* **What the task asks**:
Copy each entry as it stands, leaving nothing out.

↓

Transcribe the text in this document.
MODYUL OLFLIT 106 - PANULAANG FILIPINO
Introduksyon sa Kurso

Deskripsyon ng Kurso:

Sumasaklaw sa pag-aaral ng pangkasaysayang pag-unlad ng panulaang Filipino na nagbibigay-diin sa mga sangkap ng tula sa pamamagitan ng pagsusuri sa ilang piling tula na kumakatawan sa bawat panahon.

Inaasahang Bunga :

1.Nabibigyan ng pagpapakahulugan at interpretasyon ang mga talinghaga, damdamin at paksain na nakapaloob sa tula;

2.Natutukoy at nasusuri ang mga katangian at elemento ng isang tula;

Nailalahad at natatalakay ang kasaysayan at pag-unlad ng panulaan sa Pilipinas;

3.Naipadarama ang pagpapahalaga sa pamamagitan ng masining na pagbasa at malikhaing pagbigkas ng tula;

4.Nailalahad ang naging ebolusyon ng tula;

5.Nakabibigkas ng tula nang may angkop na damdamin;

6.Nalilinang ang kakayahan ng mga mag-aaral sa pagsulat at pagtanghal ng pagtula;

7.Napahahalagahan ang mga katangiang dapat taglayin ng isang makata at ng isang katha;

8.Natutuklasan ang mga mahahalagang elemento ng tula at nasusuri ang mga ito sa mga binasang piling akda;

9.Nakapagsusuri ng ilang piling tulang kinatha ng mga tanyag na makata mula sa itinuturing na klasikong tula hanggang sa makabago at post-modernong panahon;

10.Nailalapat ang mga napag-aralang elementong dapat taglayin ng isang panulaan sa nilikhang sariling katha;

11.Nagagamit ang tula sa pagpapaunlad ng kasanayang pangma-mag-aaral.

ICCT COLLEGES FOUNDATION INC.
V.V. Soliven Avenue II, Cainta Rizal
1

↑

* **Solution below**:
Transcribe the text in this document.
MODYUL OLFLIT 106 - PANULAANG FILIPINO
Introduksyon sa Kurso

Deskripsyon ng Kurso:

Sumasaklaw sa pag-aaral ng pangkasaysayang pag-unlad ng panulaang Filipino na nagbibigay-diin sa mga sangkap ng tula sa pamamagitan ng pagsusuri sa ilang piling tula na kumakatawan sa bawat panahon.

Inaasahang Bunga :

1.Nabibigyan ng pagpapakahulugan at interpretasyon ang mga talinghaga, damdamin at paksain na nakapaloob sa tula;

2.Natutukoy at nasusuri ang mga katangian at elemento ng isang tula;

Nailalahad at natatalakay ang kasaysayan at pag-unlad ng panulaan sa Pilipinas;

3.Naipadarama ang pagpapahalaga sa pamamagitan ng masining na pagbasa at malikhaing pagbigkas ng tula;

4.Nailalahad ang naging ebolusyon ng tula;

5.Nakabibigkas ng tula nang may angkop na damdamin;

6.Nalilinang ang kakayahan ng mga mag-aaral sa pagsulat at pagtanghal ng pagtula;

7.Napahahalagahan ang mga katangiang dapat taglayin ng isang makata at ng isang katha;

8.Natutuklasan ang mga mahahalagang elemento ng tula at nasusuri ang mga ito sa mga binasang piling akda;

9.Nakapagsusuri ng ilang piling tulang kinatha ng mga tanyag na makata mula sa itinuturing na klasikong tula hanggang sa makabago at post-modernong panahon;

10.Nailalapat ang mga napag-aralang elementong dapat taglayin ng isang panulaan sa nilikhang sariling katha;

11.Nagagamit ang tula sa pagpapaunlad ng kasanayang pangma-mag-aaral.

ICCT COLLEGES FOUNDATION INC.
V.V. Soliven Avenue II, Cainta Rizal
1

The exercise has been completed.